■ SHORT EXERCISE:
Your task is to print all of the data word for word.

● ● ●

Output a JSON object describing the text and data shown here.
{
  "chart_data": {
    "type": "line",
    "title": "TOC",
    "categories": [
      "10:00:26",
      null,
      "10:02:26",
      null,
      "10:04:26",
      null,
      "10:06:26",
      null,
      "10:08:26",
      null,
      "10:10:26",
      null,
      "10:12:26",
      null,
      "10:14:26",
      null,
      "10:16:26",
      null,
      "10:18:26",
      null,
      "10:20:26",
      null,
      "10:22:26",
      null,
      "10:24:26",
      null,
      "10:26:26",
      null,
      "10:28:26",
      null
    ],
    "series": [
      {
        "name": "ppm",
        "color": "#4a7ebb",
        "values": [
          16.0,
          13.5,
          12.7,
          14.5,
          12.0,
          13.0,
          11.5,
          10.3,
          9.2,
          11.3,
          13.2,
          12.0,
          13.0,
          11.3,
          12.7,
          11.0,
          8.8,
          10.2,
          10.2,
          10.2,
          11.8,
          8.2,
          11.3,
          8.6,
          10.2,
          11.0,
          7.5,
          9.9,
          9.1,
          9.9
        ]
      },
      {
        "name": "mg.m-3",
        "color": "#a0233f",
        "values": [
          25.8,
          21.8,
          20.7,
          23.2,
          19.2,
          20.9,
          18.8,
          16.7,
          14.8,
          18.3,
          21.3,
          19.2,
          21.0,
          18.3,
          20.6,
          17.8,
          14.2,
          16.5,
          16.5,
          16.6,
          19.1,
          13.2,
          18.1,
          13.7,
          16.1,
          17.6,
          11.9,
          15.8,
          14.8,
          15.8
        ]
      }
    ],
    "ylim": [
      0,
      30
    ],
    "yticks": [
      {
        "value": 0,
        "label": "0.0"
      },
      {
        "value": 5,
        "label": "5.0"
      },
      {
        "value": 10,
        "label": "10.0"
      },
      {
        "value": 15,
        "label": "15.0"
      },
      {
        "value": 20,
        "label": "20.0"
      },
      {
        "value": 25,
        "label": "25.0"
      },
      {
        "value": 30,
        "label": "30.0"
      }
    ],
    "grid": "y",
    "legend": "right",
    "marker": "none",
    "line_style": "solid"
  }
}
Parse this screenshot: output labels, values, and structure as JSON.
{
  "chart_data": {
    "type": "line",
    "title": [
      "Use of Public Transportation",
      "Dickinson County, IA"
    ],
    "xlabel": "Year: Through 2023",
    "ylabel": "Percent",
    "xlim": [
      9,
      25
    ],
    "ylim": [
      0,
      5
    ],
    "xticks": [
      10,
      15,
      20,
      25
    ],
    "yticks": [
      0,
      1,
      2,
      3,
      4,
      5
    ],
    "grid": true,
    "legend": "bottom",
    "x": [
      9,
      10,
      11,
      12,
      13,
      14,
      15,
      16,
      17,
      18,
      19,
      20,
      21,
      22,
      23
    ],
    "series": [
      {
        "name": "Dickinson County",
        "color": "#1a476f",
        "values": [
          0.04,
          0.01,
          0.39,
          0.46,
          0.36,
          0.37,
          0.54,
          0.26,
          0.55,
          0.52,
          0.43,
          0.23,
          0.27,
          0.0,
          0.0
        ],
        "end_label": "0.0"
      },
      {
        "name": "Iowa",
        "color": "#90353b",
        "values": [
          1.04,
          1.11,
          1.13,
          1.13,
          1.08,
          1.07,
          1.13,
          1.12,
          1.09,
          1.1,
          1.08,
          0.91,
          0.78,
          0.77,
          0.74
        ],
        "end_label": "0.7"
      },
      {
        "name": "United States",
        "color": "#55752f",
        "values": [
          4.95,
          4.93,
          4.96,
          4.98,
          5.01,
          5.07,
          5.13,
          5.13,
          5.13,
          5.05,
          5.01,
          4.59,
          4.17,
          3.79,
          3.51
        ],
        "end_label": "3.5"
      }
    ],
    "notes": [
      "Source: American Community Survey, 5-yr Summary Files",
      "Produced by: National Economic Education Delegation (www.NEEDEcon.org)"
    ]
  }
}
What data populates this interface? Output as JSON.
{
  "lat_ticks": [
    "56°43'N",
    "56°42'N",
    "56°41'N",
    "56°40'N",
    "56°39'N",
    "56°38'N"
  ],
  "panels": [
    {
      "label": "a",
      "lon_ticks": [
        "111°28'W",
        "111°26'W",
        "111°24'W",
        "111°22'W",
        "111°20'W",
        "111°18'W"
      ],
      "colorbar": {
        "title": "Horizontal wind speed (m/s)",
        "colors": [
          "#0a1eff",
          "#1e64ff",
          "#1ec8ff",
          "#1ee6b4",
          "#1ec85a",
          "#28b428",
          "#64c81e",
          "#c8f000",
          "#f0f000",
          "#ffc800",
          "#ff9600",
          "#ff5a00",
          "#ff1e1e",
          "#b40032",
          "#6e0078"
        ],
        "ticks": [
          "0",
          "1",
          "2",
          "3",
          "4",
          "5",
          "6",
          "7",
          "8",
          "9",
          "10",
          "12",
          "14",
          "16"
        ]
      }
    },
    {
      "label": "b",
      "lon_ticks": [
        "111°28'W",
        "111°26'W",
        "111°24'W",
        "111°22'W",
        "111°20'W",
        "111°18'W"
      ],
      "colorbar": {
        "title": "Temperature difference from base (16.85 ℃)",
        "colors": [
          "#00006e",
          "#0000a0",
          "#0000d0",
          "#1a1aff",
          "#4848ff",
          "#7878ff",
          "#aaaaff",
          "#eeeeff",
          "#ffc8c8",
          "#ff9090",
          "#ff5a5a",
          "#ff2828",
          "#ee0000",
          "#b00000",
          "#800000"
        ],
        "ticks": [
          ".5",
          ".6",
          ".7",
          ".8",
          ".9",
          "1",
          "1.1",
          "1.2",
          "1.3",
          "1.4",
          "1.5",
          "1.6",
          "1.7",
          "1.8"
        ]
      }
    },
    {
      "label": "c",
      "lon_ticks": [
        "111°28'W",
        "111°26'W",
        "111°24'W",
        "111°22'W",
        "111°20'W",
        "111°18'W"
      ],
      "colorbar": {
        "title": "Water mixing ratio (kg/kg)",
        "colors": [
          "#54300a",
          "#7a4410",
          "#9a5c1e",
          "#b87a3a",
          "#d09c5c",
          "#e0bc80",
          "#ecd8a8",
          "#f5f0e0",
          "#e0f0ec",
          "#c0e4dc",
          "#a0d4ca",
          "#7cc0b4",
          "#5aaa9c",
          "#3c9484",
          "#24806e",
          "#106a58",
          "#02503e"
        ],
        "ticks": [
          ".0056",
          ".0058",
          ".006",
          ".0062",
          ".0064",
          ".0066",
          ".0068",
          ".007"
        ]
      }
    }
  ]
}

● ● ●

■ RESULT OF THE TASK:
Output a JSON object describing the text and data shown here.
{
  "chart_data": {
    "type": "line",
    "title": "TOC",
    "categories": [
      "10:00:26",
      null,
      "10:02:26",
      null,
      "10:04:26",
      null,
      "10:06:26",
      null,
      "10:08:26",
      null,
      "10:10:26",
      null,
      "10:12:26",
      null,
      "10:14:26",
      null,
      "10:16:26",
      null,
      "10:18:26",
      null,
      "10:20:26",
      null,
      "10:22:26",
      null,
      "10:24:26",
      null,
      "10:26:26",
      null,
      "10:28:26",
      null
    ],
    "series": [
      {
        "name": "ppm",
        "color": "#4a7ebb",
        "values": [
          16.0,
          13.5,
          12.7,
          14.5,
          12.0,
          13.0,
          11.5,
          10.3,
          9.2,
          11.3,
          13.2,
          12.0,
          13.0,
          11.3,
          12.7,
          11.0,
          8.8,
          10.2,
          10.2,
          10.2,
          11.8,
          8.2,
          11.3,
          8.6,
          10.2,
          11.0,
          7.5,
          9.9,
          9.1,
          9.9
        ]
      },
      {
        "name": "mg.m-3",
        "color": "#a0233f",
        "values": [
          25.8,
          21.8,
          20.7,
          23.2,
          19.2,
          20.9,
          18.8,
          16.7,
          14.8,
          18.3,
          21.3,
          19.2,
          21.0,
          18.3,
          20.6,
          17.8,
          14.2,
          16.5,
          16.5,
          16.6,
          19.1,
          13.2,
          18.1,
          13.7,
          16.1,
          17.6,
          11.9,
          15.8,
          14.8,
          15.8
        ]
      }
    ],
    "ylim": [
      0,
      30
    ],
    "yticks": [
      {
        "value": 0,
        "label": "0.0"
      },
      {
        "value": 5,
        "label": "5.0"
      },
      {
        "value": 10,
        "label": "10.0"
      },
      {
        "value": 15,
        "label": "15.0"
      },
      {
        "value": 20,
        "label": "20.0"
      },
      {
        "value": 25,
        "label": "25.0"
      },
      {
        "value": 30,
        "label": "30.0"
      }
    ],
    "grid": "y",
    "legend": "right",
    "marker": "none",
    "line_style": "solid"
  }
}
Parse this screenshot: output labels, values, and structure as JSON.
{
  "chart_data": {
    "type": "line",
    "title": [
      "Use of Public Transportation",
      "Dickinson County, IA"
    ],
    "xlabel": "Year: Through 2023",
    "ylabel": "Percent",
    "xlim": [
      9,
      25
    ],
    "ylim": [
      0,
      5
    ],
    "xticks": [
      10,
      15,
      20,
      25
    ],
    "yticks": [
      0,
      1,
      2,
      3,
      4,
      5
    ],
    "grid": true,
    "legend": "bottom",
    "x": [
      9,
      10,
      11,
      12,
      13,
      14,
      15,
      16,
      17,
      18,
      19,
      20,
      21,
      22,
      23
    ],
    "series": [
      {
        "name": "Dickinson County",
        "color": "#1a476f",
        "values": [
          0.04,
          0.01,
          0.39,
          0.46,
          0.36,
          0.37,
          0.54,
          0.26,
          0.55,
          0.52,
          0.43,
          0.23,
          0.27,
          0.0,
          0.0
        ],
        "end_label": "0.0"
      },
      {
        "name": "Iowa",
        "color": "#90353b",
        "values": [
          1.04,
          1.11,
          1.13,
          1.13,
          1.08,
          1.07,
          1.13,
          1.12,
          1.09,
          1.1,
          1.08,
          0.91,
          0.78,
          0.77,
          0.74
        ],
        "end_label": "0.7"
      },
      {
        "name": "United States",
        "color": "#55752f",
        "values": [
          4.95,
          4.93,
          4.96,
          4.98,
          5.01,
          5.07,
          5.13,
          5.13,
          5.13,
          5.05,
          5.01,
          4.59,
          4.17,
          3.79,
          3.51
        ],
        "end_label": "3.5"
      }
    ],
    "notes": [
      "Source: American Community Survey, 5-yr Summary Files",
      "Produced by: National Economic Education Delegation (www.NEEDEcon.org)"
    ]
  }
}
What data populates this interface? Output as JSON.
{
  "lat_ticks": [
    "56°43'N",
    "56°42'N",
    "56°41'N",
    "56°40'N",
    "56°39'N",
    "56°38'N"
  ],
  "panels": [
    {
      "label": "a",
      "lon_ticks": [
        "111°28'W",
        "111°26'W",
        "111°24'W",
        "111°22'W",
        "111°20'W",
        "111°18'W"
      ],
      "colorbar": {
        "title": "Horizontal wind speed (m/s)",
        "colors": [
          "#0a1eff",
          "#1e64ff",
          "#1ec8ff",
          "#1ee6b4",
          "#1ec85a",
          "#28b428",
          "#64c81e",
          "#c8f000",
          "#f0f000",
          "#ffc800",
          "#ff9600",
          "#ff5a00",
          "#ff1e1e",
          "#b40032",
          "#6e0078"
        ],
        "ticks": [
          "0",
          "1",
          "2",
          "3",
          "4",
          "5",
          "6",
          "7",
          "8",
          "9",
          "10",
          "12",
          "14",
          "16"
        ]
      }
    },
    {
      "label": "b",
      "lon_ticks": [
        "111°28'W",
        "111°26'W",
        "111°24'W",
        "111°22'W",
        "111°20'W",
        "111°18'W"
      ],
      "colorbar": {
        "title": "Temperature difference from base (16.85 ℃)",
        "colors": [
          "#00006e",
          "#0000a0",
          "#0000d0",
          "#1a1aff",
          "#4848ff",
          "#7878ff",
          "#aaaaff",
          "#eeeeff",
          "#ffc8c8",
          "#ff9090",
          "#ff5a5a",
          "#ff2828",
          "#ee0000",
          "#b00000",
          "#800000"
        ],
        "ticks": [
          ".5",
          ".6",
          ".7",
          ".8",
          ".9",
          "1",
          "1.1",
          "1.2",
          "1.3",
          "1.4",
          "1.5",
          "1.6",
          "1.7",
          "1.8"
        ]
      }
    },
    {
      "label": "c",
      "lon_ticks": [
        "111°28'W",
        "111°26'W",
        "111°24'W",
        "111°22'W",
        "111°20'W",
        "111°18'W"
      ],
      "colorbar": {
        "title": "Water mixing ratio (kg/kg)",
        "colors": [
          "#54300a",
          "#7a4410",
          "#9a5c1e",
          "#b87a3a",
          "#d09c5c",
          "#e0bc80",
          "#ecd8a8",
          "#f5f0e0",
          "#e0f0ec",
          "#c0e4dc",
          "#a0d4ca",
          "#7cc0b4",
          "#5aaa9c",
          "#3c9484",
          "#24806e",
          "#106a58",
          "#02503e"
        ],
        "ticks": [
          ".0056",
          ".0058",
          ".006",
          ".0062",
          ".0064",
          ".0066",
          ".0068",
          ".007"
        ]
      }
    }
  ]
}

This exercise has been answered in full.